*WHAT TO DO:* Copy out each line containing "color" from the entries below.

*SUPPLIED RECORDS:*

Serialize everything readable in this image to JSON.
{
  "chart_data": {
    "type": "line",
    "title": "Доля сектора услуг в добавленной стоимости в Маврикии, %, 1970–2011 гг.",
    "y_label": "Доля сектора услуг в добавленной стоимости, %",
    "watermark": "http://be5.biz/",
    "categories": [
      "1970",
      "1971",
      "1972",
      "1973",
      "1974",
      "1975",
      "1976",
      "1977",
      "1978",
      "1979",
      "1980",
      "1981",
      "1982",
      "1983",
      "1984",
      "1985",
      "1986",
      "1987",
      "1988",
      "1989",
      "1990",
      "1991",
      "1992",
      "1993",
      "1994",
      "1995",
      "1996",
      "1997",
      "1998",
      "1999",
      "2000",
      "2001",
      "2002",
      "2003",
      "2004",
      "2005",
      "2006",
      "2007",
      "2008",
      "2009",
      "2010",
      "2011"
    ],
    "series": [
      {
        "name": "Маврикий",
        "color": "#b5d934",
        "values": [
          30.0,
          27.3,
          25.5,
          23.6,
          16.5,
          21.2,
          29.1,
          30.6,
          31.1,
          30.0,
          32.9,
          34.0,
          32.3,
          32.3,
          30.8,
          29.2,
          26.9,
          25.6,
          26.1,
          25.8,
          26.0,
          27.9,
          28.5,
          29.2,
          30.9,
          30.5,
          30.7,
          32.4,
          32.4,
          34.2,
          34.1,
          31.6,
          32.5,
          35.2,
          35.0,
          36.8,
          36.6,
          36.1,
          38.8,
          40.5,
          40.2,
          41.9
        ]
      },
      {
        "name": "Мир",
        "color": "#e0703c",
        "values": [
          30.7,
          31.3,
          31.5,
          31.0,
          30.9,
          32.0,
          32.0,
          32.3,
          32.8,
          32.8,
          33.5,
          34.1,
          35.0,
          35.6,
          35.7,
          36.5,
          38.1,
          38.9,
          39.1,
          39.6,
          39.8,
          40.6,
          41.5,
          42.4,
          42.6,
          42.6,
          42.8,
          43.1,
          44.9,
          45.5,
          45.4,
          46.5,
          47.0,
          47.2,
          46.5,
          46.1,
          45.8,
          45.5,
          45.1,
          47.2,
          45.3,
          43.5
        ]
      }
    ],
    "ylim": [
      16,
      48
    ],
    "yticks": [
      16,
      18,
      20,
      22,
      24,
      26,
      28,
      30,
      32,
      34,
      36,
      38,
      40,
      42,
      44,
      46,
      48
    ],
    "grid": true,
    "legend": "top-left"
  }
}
--
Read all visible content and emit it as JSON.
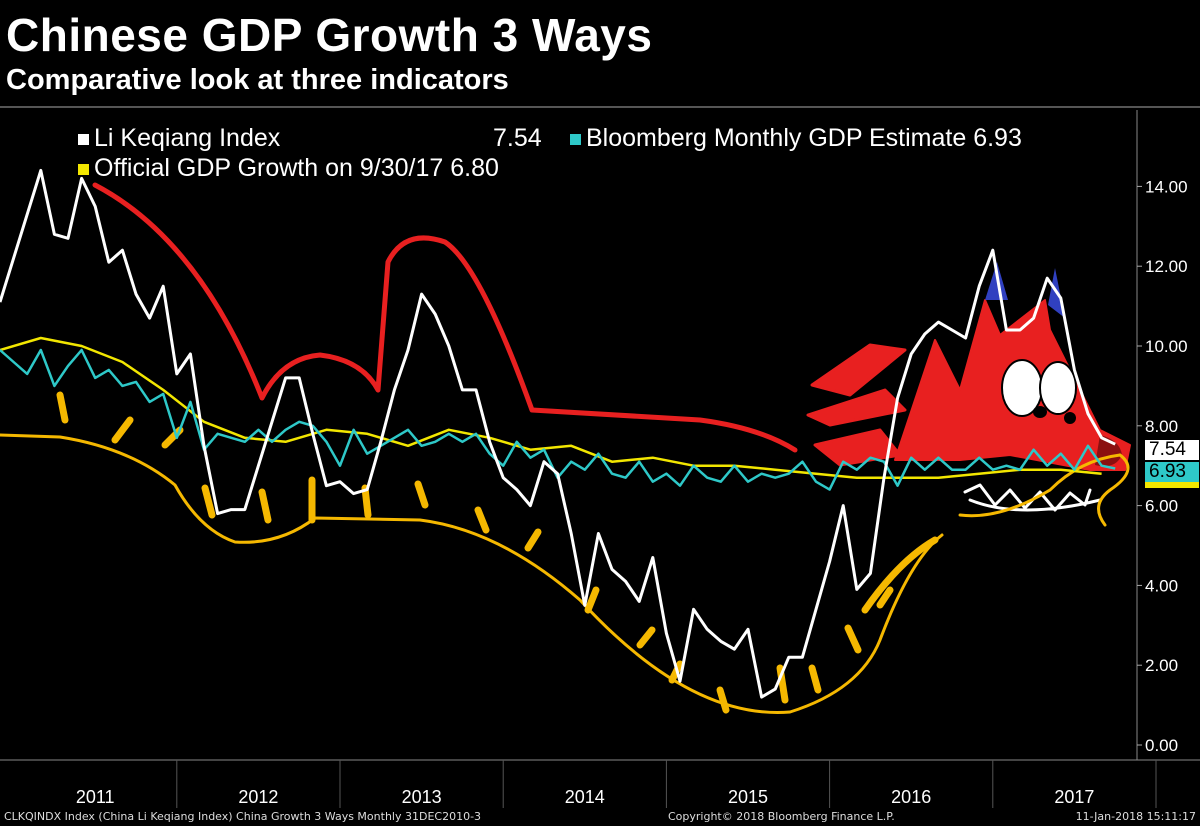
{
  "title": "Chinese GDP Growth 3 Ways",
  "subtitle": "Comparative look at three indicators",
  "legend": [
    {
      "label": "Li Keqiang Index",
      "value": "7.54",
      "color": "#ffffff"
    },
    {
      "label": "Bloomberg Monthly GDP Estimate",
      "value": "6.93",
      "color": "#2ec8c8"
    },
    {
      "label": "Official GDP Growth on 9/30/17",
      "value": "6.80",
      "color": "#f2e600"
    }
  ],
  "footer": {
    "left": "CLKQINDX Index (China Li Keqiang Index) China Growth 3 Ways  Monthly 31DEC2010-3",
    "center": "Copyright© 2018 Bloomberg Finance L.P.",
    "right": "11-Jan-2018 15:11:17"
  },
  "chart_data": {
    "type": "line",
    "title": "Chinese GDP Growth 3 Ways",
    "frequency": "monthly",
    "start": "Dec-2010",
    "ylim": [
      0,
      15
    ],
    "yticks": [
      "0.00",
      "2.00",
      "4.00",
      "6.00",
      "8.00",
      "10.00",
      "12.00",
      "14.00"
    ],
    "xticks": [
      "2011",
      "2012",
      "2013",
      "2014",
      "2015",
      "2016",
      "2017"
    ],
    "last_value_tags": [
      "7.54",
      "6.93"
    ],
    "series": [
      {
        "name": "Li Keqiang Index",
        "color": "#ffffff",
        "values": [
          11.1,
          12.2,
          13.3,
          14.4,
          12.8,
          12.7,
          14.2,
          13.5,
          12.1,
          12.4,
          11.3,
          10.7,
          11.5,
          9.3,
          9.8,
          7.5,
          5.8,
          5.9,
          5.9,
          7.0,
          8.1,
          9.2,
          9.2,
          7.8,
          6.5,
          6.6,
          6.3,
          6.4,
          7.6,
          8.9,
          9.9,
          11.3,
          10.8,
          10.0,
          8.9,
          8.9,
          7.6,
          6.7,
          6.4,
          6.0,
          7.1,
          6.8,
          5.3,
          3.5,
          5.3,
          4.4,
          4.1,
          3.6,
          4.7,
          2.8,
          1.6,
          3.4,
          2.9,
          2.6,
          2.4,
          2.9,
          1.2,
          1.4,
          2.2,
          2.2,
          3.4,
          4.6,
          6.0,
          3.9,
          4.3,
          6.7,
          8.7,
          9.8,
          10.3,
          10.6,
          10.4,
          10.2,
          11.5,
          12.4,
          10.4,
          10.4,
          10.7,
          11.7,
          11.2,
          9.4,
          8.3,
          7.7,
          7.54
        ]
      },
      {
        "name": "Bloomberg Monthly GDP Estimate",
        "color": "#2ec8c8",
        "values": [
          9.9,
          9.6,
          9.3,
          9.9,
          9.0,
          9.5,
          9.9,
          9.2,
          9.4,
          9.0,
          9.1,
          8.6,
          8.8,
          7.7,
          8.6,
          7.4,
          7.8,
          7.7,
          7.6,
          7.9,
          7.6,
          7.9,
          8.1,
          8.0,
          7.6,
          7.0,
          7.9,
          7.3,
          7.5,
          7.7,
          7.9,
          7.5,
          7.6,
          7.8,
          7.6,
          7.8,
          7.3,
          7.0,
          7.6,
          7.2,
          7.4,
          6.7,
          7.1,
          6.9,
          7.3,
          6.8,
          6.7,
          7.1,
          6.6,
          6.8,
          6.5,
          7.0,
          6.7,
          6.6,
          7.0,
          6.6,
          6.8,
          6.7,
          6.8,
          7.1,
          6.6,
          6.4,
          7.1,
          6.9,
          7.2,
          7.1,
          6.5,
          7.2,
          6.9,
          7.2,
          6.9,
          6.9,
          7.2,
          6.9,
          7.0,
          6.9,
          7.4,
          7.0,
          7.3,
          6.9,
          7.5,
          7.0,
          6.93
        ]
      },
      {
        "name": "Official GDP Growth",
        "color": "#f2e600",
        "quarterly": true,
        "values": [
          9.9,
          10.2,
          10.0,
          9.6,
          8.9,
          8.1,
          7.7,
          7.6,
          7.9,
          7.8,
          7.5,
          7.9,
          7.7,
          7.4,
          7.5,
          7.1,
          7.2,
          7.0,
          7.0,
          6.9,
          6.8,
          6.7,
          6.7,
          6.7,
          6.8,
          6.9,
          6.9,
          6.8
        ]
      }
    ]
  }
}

*CORRECT OUTPUT:*
        "color": "#b5d934",
        "color": "#e0703c",
      "color": "#ffffff"
      "color": "#2ec8c8"
      "color": "#f2e600"
        "color": "#ffffff",
        "color": "#2ec8c8",
        "color": "#f2e600",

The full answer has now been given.